───── Data to process

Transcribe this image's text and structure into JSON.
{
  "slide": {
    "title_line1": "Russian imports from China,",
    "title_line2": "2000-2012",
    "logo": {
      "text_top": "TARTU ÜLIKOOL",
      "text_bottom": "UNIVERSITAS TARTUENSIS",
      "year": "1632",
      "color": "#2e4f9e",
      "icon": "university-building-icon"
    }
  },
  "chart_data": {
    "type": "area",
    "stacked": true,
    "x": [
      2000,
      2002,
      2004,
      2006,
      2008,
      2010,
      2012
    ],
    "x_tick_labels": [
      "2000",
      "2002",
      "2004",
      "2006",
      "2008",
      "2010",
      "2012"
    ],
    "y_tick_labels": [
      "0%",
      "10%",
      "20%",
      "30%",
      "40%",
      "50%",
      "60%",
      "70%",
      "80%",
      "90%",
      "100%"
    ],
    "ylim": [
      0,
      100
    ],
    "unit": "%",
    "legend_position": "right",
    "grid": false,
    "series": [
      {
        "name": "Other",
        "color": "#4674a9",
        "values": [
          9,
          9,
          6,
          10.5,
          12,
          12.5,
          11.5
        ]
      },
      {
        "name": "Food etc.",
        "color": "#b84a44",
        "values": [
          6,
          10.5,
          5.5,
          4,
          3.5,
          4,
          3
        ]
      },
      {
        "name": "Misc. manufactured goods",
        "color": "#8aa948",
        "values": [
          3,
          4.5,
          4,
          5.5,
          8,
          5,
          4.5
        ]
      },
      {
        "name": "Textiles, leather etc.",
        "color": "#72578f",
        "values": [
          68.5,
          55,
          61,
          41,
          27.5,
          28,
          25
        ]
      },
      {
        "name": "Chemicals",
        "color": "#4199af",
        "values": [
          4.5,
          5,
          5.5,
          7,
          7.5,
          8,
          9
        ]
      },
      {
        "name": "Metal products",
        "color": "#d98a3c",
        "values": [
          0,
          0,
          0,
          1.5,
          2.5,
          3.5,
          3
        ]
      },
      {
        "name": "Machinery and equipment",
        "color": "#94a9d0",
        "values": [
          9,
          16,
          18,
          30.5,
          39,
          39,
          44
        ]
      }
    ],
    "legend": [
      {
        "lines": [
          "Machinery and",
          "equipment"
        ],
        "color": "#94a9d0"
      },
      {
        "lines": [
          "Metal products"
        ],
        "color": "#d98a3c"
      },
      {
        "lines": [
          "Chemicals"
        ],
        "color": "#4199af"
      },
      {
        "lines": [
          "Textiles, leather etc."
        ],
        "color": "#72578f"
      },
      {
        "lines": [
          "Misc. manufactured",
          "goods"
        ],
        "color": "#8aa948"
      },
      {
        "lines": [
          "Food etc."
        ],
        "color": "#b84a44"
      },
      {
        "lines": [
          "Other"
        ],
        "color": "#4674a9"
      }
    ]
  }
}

──────────

Your objective =>
How many lines in the entries contain the string "Misc"? Answer with the number only.

Full output =>
2